■ EXERCISE DIRECTIONS
Lines that include the word "semi" are the ones to copy.

■ EXERCISE INPUTS
***
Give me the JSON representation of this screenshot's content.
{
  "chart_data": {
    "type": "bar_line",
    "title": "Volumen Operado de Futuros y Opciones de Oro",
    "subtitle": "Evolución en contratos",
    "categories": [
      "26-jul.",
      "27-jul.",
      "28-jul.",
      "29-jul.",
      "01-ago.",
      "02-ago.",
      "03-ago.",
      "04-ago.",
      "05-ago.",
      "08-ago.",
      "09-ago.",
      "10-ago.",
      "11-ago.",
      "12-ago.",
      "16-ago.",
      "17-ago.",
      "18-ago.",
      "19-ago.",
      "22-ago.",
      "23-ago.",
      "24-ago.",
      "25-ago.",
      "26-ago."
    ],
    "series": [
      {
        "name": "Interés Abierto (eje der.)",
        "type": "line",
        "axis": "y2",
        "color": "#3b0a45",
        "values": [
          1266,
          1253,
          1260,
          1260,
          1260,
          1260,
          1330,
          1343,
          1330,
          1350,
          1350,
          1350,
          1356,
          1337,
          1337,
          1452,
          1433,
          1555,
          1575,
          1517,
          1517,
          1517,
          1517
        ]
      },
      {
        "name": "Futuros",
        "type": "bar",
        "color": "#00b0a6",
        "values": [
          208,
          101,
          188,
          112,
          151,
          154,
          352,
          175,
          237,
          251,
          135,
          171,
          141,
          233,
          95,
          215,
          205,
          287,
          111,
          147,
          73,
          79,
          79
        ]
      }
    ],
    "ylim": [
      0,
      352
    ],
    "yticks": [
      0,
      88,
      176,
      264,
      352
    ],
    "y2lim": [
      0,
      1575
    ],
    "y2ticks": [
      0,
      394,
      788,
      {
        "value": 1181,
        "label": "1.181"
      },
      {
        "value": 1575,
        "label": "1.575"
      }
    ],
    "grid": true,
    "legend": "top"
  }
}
***
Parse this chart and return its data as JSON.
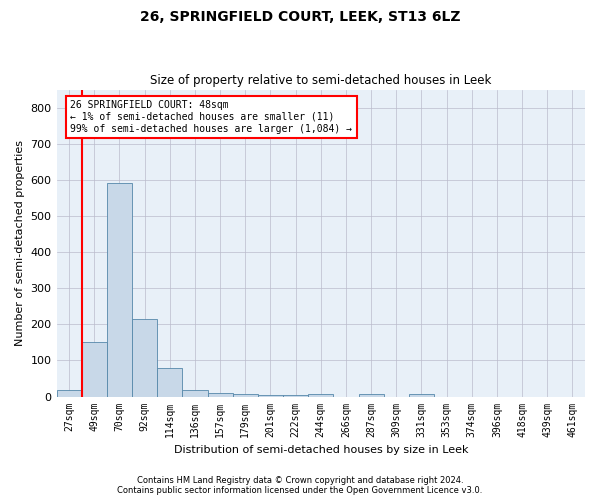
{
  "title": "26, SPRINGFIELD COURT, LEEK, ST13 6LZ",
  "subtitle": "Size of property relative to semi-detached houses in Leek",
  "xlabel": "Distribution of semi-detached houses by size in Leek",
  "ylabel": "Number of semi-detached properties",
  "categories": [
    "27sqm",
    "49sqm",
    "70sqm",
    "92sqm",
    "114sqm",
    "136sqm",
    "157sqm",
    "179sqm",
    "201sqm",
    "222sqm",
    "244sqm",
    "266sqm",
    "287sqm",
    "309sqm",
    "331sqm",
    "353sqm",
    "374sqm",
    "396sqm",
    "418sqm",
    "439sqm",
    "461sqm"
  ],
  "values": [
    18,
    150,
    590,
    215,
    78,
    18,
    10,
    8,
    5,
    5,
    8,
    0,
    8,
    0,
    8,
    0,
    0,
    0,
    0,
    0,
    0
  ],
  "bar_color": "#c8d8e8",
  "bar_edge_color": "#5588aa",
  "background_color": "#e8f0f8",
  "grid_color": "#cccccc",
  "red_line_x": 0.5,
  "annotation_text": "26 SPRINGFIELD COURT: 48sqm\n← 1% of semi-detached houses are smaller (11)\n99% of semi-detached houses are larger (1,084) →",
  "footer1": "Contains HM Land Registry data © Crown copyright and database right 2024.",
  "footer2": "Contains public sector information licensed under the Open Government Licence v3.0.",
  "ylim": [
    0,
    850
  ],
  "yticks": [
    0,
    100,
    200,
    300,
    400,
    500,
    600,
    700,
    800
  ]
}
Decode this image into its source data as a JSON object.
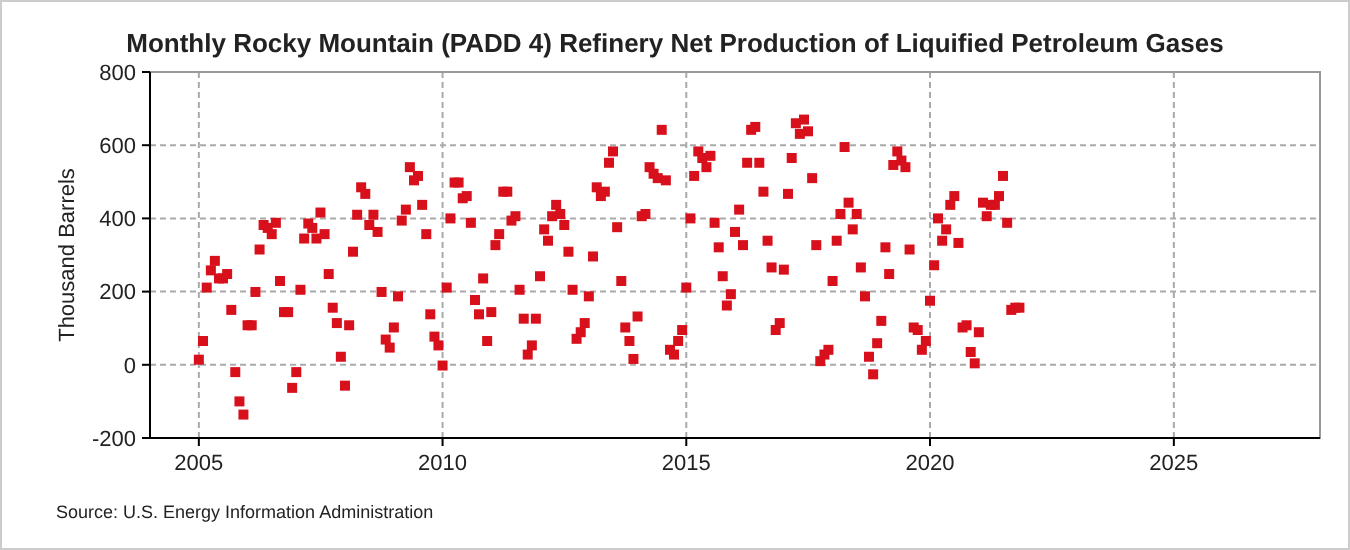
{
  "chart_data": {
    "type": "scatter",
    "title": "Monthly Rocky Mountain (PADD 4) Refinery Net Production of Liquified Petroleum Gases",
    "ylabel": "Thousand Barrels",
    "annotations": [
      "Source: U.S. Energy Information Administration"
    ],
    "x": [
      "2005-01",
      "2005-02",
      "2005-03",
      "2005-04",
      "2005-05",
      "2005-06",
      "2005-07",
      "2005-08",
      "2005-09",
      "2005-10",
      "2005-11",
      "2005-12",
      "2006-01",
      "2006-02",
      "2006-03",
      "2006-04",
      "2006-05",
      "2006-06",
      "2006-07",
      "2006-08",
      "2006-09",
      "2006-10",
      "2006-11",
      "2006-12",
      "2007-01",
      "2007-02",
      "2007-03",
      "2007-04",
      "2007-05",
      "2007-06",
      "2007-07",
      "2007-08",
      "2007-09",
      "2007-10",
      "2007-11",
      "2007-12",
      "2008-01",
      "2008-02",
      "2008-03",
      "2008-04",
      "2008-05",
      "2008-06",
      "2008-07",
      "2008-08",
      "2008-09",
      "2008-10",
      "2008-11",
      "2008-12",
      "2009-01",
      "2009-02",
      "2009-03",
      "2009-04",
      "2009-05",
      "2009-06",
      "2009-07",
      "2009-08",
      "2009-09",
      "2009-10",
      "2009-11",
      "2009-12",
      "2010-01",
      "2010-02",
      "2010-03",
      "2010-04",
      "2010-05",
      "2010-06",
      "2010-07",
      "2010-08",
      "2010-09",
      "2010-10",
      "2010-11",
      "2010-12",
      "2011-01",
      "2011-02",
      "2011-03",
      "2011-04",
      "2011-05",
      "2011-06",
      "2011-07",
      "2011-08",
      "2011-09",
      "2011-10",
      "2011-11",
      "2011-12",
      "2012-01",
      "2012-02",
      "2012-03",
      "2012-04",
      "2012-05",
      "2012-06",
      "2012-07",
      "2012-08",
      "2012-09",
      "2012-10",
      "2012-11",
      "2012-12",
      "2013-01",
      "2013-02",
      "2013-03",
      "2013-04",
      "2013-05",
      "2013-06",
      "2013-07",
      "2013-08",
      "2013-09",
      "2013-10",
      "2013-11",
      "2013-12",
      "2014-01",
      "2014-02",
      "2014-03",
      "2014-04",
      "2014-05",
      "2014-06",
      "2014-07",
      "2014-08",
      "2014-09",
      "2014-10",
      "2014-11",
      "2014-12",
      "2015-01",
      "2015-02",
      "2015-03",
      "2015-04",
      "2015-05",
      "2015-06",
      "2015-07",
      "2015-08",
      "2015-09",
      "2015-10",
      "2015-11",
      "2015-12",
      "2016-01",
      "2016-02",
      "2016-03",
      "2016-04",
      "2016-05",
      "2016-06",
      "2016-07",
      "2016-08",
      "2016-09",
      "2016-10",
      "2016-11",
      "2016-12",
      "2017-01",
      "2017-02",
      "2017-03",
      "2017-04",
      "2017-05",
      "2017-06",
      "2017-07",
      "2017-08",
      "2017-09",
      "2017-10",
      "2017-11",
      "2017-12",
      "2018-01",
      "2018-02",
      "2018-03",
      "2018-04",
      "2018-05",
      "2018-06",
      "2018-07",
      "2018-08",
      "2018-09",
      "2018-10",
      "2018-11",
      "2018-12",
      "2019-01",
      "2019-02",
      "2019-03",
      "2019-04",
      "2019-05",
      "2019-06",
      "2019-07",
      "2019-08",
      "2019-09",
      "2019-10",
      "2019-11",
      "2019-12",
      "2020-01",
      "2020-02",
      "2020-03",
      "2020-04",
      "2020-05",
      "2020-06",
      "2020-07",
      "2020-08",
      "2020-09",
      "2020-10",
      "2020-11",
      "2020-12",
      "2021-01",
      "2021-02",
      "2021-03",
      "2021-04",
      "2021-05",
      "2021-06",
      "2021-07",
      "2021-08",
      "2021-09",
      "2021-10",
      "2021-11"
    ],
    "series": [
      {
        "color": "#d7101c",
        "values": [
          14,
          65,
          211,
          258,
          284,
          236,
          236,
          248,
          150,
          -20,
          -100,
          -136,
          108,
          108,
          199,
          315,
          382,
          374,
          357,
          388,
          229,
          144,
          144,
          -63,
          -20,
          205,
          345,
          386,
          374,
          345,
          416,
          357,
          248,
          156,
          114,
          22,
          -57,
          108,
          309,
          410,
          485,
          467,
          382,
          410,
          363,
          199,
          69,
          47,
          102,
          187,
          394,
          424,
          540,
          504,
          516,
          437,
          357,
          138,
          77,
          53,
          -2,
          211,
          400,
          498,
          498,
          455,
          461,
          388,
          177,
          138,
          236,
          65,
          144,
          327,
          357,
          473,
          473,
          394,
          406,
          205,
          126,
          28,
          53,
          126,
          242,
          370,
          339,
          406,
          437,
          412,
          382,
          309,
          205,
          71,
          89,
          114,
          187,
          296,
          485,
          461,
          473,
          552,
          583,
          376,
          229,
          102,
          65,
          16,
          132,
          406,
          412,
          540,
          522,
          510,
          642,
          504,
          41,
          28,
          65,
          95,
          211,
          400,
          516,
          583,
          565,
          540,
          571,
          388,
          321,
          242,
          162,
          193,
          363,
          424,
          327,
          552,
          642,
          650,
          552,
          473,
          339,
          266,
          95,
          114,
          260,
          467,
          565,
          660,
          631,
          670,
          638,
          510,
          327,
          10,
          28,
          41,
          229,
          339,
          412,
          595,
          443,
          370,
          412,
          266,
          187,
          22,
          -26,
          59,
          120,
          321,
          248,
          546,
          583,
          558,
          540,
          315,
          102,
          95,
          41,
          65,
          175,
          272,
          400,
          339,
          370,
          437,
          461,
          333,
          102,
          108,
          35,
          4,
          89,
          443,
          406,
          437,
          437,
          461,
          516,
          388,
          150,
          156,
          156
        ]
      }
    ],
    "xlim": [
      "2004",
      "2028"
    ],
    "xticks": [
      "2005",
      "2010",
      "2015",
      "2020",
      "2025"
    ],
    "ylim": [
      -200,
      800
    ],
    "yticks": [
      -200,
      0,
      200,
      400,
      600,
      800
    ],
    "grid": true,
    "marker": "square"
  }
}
***
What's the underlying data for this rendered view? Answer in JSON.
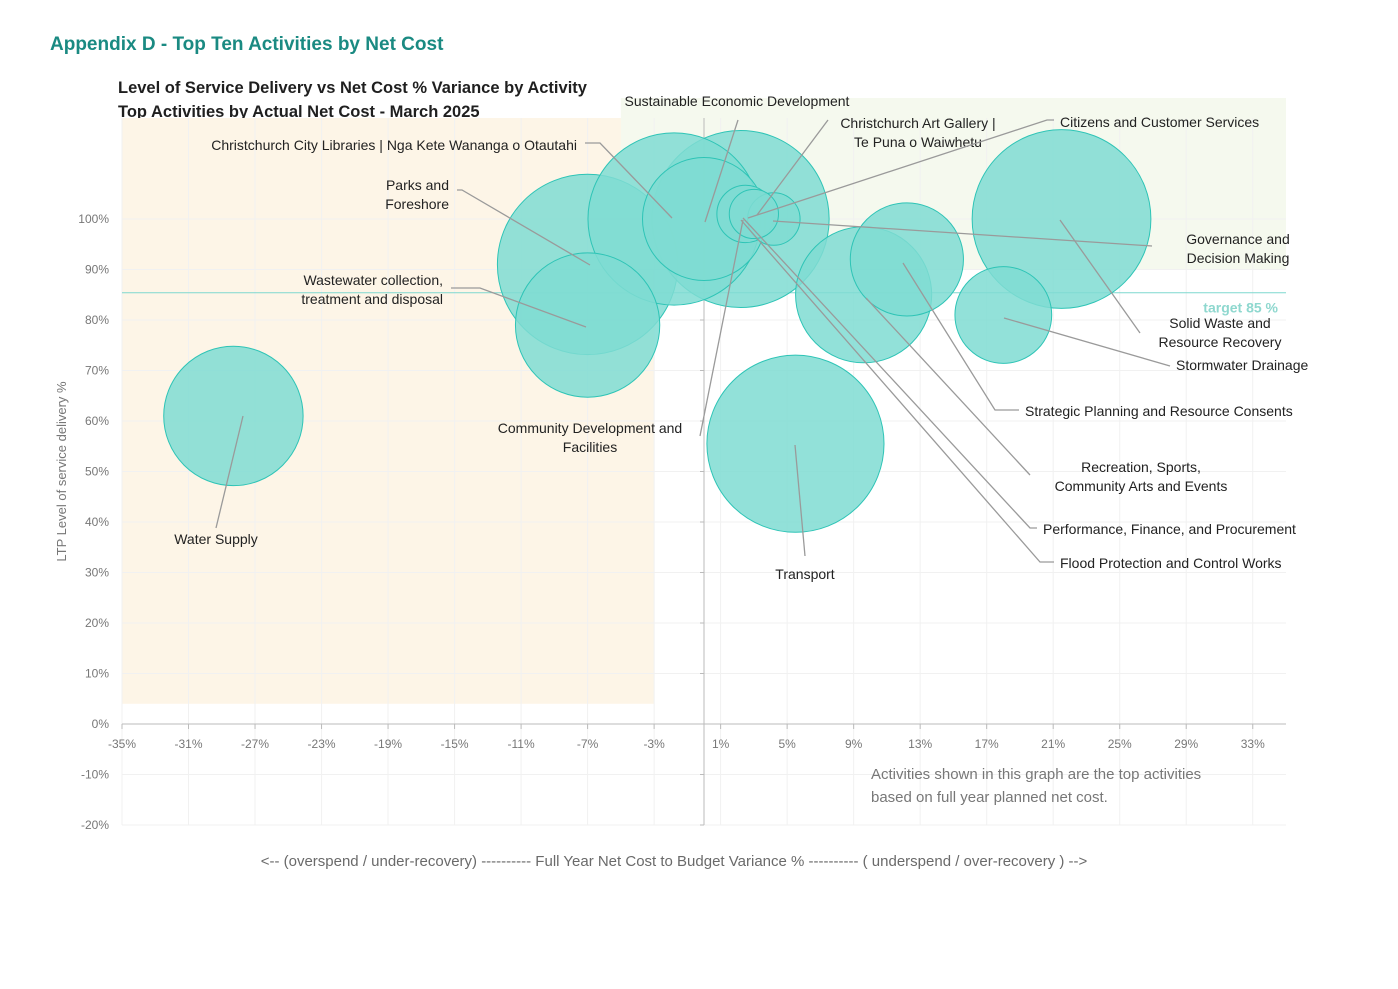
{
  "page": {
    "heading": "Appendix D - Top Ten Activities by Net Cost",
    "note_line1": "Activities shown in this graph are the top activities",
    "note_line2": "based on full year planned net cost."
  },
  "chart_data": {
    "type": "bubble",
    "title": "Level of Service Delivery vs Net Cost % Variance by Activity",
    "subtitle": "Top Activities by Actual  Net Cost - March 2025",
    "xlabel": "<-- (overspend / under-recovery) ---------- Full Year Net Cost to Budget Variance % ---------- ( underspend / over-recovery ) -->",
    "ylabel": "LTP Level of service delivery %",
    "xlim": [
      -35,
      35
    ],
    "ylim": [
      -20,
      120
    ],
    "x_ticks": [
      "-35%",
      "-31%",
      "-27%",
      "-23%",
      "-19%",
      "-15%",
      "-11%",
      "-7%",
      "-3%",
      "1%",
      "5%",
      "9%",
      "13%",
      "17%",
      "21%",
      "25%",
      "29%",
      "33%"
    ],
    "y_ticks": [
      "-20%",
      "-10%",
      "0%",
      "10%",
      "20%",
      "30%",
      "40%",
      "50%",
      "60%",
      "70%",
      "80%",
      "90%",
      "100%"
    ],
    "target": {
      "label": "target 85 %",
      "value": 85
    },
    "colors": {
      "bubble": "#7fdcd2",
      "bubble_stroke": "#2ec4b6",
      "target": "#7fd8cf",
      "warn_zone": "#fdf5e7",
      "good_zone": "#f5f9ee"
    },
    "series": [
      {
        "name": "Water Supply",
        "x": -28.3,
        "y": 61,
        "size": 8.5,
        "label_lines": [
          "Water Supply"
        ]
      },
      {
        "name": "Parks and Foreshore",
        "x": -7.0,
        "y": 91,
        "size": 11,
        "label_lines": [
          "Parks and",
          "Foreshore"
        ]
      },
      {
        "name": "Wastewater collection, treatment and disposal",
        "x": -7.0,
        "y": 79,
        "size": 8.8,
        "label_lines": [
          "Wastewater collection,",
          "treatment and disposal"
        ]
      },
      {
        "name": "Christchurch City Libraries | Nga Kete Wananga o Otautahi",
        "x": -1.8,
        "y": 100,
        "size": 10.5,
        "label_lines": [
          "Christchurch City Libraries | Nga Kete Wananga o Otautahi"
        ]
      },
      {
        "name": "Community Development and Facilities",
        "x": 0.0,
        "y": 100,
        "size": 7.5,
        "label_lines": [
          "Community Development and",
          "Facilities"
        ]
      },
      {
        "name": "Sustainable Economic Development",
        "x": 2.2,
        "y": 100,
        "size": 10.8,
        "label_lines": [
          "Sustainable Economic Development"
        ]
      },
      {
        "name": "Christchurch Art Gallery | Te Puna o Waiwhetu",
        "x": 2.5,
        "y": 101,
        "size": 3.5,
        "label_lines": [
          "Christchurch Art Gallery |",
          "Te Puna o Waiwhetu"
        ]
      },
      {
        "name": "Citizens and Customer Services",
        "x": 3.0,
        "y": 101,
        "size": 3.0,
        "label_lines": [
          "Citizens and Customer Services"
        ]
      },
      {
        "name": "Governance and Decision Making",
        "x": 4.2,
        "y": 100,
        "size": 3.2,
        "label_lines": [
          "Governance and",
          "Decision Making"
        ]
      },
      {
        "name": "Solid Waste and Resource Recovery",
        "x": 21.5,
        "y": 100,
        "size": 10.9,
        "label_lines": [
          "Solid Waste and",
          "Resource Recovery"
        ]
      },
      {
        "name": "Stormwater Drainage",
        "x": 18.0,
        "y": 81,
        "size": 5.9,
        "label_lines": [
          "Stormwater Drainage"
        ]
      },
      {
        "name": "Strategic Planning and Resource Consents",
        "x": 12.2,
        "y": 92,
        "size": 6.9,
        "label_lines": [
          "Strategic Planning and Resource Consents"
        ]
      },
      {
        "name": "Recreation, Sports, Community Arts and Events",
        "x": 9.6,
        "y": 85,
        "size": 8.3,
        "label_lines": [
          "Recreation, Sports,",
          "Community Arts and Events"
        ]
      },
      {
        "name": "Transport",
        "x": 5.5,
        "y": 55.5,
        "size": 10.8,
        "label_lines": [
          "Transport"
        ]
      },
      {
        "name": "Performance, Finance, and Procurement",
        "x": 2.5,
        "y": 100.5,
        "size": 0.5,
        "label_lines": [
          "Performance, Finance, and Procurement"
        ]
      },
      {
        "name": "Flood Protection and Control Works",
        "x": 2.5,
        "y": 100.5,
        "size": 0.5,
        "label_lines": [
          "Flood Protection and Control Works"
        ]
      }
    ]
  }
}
***
■ CORRECT RESULT
  "subtitle": "Size of property relative to semi-detached houses in Leek",
  "xlabel": "Distribution of semi-detached houses by size in Leek",
  "ylabel": "Number of semi-detached properties",
  "annotation_text": "26 SPRINGFIELD COURT: 48sqm\n← 1% of semi-detached houses are smaller (11)\n99% of semi-detached houses are larger (1,084) →",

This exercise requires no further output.